**Instruction 1:** In the article, how many sections gave presentations at the council chairs meeting?
_ _ _ _ _
By Joeff Williams
Several months ago a human resource memo was leaked by Yahoo stating their decision to end most forms of telecommuting. This was a controversial decision at a time when many companies are embracing more flexible work environments. I do not intend to comment on the merits or pitfalls of this decision, but I was reminded of the advantages face-to-face contact with fellow colleagues can have on creativity and fostering change in a positive way.
In a recent article by Doug Guthrie titled, “Marissa Mayer: Choosing Corporate Culture over Worker Independence” on the Forbes website on March 8, 2013, the author comments that, “While employees may prefer being home, these high-tech innovators are trying to create a home-like environment in the workplace to build team spirit and to make room for the synergy that comes with camaraderie and brainstorming. It is not an illegitimate aim to create such a company culture.”
Nick Ortner, vice-chair of the Entrepreneurial Actuaries Section (EAS) and I just finished a one-day council chairs meeting where we were able to network with other sections and hear their endeavors while learning about new challenges within our profession that are arising and may impact our section. Nowadays we all lead very busy lives. Demands of work and family challenge us to balance our time. As I looked around the room and listened to the presentations of the 19 sections, I noticed the high percentage of attendance by the section leaders and how passionate and committed each section was to delivering valuable content to its membership.
_ _ _ _ _
**Instruction 2:** Reproduce the records word for word from their start to the line with "nav-projects[interactable]: Projects (688, 33, 739, 49)", including both ends.

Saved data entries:
_ _ _ _ _
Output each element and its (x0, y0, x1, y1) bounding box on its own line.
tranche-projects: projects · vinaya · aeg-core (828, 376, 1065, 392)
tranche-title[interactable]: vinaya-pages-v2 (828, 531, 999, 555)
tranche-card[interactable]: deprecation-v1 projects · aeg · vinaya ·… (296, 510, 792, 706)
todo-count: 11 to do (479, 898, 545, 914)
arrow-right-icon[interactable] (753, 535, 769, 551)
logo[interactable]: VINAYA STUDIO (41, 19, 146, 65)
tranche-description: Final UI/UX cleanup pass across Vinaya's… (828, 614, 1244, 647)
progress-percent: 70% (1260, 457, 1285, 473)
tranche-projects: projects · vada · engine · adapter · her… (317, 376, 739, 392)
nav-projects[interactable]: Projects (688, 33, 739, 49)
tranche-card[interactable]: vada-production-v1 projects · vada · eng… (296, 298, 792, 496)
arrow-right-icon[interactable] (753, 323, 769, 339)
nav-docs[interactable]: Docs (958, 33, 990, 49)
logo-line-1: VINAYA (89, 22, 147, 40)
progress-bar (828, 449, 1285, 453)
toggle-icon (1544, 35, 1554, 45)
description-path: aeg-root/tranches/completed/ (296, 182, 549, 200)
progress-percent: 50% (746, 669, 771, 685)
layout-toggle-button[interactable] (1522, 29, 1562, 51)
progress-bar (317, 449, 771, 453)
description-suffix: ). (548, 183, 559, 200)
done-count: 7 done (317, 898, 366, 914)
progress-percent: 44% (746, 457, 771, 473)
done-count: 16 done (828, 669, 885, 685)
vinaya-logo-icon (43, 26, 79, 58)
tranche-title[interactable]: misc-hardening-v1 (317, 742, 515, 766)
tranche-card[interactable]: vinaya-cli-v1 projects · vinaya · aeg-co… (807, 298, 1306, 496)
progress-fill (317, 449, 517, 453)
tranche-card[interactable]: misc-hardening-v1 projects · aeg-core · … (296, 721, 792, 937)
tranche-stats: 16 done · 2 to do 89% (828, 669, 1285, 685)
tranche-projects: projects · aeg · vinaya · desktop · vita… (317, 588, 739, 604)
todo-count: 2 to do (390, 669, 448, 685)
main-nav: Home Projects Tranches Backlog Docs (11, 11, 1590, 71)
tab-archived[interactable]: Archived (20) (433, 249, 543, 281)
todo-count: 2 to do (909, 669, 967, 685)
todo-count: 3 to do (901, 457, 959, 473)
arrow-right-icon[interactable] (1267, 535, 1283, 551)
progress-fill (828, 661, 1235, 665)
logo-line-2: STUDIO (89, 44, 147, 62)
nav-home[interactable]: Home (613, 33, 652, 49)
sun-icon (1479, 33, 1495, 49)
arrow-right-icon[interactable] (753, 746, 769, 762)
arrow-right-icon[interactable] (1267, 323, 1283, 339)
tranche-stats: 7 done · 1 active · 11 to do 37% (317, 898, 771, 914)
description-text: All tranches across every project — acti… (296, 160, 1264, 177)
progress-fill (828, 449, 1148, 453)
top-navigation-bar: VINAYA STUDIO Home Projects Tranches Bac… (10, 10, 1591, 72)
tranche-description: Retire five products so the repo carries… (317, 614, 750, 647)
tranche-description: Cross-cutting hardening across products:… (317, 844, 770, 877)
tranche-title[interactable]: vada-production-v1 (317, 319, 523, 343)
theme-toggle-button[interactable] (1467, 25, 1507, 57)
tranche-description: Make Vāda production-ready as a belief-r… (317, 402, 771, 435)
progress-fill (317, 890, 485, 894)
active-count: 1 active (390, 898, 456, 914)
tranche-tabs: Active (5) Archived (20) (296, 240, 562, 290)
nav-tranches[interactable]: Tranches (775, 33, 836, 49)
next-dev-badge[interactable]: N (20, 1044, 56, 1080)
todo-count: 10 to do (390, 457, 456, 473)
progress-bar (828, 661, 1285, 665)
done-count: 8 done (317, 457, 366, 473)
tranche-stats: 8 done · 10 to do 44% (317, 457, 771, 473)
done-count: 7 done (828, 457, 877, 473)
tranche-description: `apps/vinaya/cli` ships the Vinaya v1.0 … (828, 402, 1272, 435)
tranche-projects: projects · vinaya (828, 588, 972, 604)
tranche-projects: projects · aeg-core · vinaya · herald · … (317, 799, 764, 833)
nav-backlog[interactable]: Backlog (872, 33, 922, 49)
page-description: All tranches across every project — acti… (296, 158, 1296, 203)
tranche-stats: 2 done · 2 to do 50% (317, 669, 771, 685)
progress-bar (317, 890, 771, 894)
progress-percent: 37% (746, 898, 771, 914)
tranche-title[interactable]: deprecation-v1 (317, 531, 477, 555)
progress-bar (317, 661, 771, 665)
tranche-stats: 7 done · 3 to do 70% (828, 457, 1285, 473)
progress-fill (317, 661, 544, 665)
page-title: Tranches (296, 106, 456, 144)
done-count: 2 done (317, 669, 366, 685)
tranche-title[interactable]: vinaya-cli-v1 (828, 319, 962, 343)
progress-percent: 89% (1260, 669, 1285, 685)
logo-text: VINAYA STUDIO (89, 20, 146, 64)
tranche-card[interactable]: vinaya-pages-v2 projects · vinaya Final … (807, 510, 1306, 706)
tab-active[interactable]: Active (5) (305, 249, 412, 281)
_ _ _ _ _
**Task output 1:** 19

**Task output 2:**
Output each element and its (x0, y0, x1, y1) bounding box on its own line.
tranche-projects: projects · vinaya · aeg-core (828, 376, 1065, 392)
tranche-title[interactable]: vinaya-pages-v2 (828, 531, 999, 555)
tranche-card[interactable]: deprecation-v1 projects · aeg · vinaya ·… (296, 510, 792, 706)
todo-count: 11 to do (479, 898, 545, 914)
arrow-right-icon[interactable] (753, 535, 769, 551)
logo[interactable]: VINAYA STUDIO (41, 19, 146, 65)
tranche-description: Final UI/UX cleanup pass across Vinaya's… (828, 614, 1244, 647)
progress-percent: 70% (1260, 457, 1285, 473)
tranche-projects: projects · vada · engine · adapter · her… (317, 376, 739, 392)
nav-projects[interactable]: Projects (688, 33, 739, 49)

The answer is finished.